> Required work:
A word-for-word copy of the line containing "Transcribe this image's" and every following line to the end of the data below is all the answer should hold.

> Source data:
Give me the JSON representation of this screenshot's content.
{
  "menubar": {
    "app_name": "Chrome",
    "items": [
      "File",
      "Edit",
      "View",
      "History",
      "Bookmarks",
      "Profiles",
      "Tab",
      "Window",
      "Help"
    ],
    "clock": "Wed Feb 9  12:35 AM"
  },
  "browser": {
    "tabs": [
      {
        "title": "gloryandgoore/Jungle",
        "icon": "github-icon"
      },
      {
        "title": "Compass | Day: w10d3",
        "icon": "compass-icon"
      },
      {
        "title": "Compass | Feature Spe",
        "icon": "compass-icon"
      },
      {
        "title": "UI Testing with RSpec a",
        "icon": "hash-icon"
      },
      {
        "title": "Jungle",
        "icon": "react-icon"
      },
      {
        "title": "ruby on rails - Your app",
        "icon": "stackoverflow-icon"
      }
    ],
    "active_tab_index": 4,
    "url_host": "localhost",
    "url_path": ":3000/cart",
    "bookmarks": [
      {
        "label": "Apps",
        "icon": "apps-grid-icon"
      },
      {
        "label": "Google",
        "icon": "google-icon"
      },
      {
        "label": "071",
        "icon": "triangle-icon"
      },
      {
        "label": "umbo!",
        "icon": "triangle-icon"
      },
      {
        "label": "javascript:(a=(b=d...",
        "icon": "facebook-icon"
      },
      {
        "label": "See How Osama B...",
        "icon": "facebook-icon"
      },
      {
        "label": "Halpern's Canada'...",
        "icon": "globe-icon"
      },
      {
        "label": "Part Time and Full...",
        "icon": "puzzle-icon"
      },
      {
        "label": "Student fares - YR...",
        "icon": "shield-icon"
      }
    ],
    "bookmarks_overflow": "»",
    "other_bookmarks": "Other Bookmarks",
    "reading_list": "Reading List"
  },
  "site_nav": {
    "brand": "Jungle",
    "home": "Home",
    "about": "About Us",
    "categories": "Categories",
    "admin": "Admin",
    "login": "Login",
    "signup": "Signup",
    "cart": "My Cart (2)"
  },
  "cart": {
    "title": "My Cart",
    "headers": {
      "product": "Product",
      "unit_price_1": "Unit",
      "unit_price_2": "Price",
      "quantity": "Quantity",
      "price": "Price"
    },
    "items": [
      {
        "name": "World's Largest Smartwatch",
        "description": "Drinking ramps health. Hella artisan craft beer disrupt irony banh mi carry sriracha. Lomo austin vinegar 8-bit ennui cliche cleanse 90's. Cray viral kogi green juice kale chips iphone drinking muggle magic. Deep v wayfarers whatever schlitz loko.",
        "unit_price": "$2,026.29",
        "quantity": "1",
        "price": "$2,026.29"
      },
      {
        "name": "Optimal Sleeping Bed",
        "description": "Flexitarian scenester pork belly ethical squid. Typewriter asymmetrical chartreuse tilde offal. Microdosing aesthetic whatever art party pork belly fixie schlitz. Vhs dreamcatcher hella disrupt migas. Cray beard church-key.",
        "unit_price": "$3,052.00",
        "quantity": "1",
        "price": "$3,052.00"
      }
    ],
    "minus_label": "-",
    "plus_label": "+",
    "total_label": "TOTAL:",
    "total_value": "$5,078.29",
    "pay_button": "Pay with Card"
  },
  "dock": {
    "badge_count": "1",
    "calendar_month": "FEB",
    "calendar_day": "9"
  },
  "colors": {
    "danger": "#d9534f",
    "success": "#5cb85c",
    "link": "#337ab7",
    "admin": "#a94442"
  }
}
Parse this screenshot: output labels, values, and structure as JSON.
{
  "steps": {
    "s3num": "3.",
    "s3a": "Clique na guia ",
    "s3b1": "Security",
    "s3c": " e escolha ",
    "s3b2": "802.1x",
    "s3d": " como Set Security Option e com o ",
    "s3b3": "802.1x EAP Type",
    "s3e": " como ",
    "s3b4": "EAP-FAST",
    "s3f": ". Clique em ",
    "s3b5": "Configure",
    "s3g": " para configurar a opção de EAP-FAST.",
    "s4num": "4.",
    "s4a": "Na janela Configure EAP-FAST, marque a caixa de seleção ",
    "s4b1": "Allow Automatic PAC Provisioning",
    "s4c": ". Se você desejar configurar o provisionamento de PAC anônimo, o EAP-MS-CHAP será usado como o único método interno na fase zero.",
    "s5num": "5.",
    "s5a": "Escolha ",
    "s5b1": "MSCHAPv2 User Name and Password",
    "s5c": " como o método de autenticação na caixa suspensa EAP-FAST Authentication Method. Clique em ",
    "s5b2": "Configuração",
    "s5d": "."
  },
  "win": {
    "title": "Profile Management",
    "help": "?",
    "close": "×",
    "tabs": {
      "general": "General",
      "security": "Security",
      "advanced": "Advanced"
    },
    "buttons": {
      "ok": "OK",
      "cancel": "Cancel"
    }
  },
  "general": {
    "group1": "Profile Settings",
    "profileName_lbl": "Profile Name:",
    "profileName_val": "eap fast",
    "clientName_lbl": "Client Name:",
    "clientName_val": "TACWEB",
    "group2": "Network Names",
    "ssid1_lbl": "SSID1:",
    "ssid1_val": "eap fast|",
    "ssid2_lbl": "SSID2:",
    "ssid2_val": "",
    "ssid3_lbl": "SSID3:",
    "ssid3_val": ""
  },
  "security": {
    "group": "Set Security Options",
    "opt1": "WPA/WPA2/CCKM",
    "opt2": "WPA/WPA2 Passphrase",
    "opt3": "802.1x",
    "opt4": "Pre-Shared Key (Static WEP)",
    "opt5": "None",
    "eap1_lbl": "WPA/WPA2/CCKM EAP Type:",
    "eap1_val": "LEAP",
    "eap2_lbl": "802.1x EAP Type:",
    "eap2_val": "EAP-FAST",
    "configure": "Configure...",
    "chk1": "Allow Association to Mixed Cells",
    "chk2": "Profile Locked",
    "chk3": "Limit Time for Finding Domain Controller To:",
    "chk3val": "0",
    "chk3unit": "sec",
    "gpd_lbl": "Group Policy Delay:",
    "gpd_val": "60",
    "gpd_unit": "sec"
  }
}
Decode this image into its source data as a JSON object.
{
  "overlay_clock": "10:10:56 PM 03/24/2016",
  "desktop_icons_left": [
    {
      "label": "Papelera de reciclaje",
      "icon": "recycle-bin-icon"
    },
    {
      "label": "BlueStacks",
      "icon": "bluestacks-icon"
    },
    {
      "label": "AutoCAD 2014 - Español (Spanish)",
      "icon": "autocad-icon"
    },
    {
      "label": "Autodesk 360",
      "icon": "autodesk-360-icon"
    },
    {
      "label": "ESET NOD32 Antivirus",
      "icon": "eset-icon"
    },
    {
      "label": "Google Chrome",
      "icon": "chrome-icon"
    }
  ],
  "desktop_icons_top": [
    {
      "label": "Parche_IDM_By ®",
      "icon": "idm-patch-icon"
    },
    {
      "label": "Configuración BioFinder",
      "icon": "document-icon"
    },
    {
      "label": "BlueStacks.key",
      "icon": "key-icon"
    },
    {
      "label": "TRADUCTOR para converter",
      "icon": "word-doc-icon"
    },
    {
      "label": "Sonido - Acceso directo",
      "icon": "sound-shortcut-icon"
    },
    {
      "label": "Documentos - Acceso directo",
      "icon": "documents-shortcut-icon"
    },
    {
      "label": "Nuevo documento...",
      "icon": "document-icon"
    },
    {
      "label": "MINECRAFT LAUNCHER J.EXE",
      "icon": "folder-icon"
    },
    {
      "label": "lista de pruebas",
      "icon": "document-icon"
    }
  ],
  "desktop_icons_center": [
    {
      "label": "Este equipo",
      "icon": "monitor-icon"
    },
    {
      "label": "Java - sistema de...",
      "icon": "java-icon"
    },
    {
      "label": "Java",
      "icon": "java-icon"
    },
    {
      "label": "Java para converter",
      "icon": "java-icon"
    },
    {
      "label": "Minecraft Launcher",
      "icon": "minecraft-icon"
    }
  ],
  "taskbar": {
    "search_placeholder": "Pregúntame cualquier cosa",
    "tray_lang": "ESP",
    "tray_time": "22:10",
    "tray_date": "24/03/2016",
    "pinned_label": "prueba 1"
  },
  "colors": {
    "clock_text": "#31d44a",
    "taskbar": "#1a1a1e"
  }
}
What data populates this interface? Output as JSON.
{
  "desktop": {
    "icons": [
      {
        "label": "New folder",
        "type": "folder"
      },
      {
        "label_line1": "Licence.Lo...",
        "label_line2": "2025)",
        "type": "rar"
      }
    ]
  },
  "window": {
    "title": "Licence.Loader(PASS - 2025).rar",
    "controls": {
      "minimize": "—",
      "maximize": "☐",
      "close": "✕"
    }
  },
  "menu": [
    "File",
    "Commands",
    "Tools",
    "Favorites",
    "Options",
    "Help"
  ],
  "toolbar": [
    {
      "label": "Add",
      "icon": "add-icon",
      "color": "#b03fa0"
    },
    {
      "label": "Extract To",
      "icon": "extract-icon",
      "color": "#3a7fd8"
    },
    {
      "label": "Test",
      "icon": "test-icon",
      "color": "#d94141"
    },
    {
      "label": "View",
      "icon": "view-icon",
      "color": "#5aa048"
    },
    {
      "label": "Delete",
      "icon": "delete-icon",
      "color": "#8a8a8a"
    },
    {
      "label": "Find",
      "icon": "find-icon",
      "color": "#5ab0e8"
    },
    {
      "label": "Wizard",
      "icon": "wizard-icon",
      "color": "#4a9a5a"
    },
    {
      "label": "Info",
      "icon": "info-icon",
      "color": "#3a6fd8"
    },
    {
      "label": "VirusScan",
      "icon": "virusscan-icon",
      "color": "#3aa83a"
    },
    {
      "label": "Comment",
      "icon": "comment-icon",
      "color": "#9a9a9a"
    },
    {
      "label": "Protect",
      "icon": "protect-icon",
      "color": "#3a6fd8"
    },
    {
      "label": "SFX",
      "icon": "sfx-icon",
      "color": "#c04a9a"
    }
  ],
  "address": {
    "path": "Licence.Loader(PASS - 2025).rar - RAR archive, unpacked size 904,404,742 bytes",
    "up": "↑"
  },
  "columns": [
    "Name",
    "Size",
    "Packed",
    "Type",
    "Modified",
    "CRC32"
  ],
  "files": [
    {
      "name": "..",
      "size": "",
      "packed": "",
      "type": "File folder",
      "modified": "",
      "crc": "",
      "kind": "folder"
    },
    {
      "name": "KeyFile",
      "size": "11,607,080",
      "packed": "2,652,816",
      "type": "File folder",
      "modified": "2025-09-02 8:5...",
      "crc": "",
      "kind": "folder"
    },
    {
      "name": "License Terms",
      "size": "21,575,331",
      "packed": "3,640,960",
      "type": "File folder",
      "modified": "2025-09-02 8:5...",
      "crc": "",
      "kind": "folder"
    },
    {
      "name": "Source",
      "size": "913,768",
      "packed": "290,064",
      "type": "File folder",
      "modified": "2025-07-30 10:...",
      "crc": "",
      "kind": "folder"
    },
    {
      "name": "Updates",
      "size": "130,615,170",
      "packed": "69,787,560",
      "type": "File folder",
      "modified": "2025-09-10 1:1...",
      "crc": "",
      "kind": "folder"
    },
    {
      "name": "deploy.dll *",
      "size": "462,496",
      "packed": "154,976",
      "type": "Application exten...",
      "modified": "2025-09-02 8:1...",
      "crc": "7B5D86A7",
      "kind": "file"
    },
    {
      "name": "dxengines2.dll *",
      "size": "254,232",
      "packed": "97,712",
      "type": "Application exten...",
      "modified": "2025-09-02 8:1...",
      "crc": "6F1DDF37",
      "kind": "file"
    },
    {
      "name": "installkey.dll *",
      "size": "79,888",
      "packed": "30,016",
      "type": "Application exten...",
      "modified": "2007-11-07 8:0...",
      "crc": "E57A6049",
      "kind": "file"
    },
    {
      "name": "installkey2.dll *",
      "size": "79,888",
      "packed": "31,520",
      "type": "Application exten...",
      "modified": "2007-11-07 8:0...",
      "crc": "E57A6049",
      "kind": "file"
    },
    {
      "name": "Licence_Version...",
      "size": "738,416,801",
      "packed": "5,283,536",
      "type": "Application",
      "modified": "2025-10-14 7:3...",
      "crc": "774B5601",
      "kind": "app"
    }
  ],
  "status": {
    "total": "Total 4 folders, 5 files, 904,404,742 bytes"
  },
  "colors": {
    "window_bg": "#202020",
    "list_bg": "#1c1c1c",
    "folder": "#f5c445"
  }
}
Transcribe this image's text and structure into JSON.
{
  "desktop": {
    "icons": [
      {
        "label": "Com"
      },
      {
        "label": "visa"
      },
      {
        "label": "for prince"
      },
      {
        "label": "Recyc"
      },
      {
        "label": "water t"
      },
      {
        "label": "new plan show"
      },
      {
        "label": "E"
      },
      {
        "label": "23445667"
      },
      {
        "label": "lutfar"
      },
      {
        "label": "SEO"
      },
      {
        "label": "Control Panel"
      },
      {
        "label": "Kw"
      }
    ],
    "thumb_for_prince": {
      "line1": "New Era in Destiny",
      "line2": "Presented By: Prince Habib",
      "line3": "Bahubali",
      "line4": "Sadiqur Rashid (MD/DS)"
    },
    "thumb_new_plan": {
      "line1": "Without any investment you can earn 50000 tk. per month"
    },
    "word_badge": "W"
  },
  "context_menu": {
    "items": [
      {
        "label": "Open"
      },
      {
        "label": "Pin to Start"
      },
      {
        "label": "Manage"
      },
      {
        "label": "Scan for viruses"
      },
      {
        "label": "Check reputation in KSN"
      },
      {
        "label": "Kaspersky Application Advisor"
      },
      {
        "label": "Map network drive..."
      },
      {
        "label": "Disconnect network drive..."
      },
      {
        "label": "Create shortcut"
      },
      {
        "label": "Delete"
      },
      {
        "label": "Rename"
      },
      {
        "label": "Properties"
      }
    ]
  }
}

> Solution to the exercise:
Transcribe this image's text and structure into JSON.
{
  "desktop": {
    "icons": [
      {
        "label": "Com"
      },
      {
        "label": "visa"
      },
      {
        "label": "for prince"
      },
      {
        "label": "Recyc"
      },
      {
        "label": "water t"
      },
      {
        "label": "new plan show"
      },
      {
        "label": "E"
      },
      {
        "label": "23445667"
      },
      {
        "label": "lutfar"
      },
      {
        "label": "SEO"
      },
      {
        "label": "Control Panel"
      },
      {
        "label": "Kw"
      }
    ],
    "thumb_for_prince": {
      "line1": "New Era in Destiny",
      "line2": "Presented By: Prince Habib",
      "line3": "Bahubali",
      "line4": "Sadiqur Rashid (MD/DS)"
    },
    "thumb_new_plan": {
      "line1": "Without any investment you can earn 50000 tk. per month"
    },
    "word_badge": "W"
  },
  "context_menu": {
    "items": [
      {
        "label": "Open"
      },
      {
        "label": "Pin to Start"
      },
      {
        "label": "Manage"
      },
      {
        "label": "Scan for viruses"
      },
      {
        "label": "Check reputation in KSN"
      },
      {
        "label": "Kaspersky Application Advisor"
      },
      {
        "label": "Map network drive..."
      },
      {
        "label": "Disconnect network drive..."
      },
      {
        "label": "Create shortcut"
      },
      {
        "label": "Delete"
      },
      {
        "label": "Rename"
      },
      {
        "label": "Properties"
      }
    ]
  }
}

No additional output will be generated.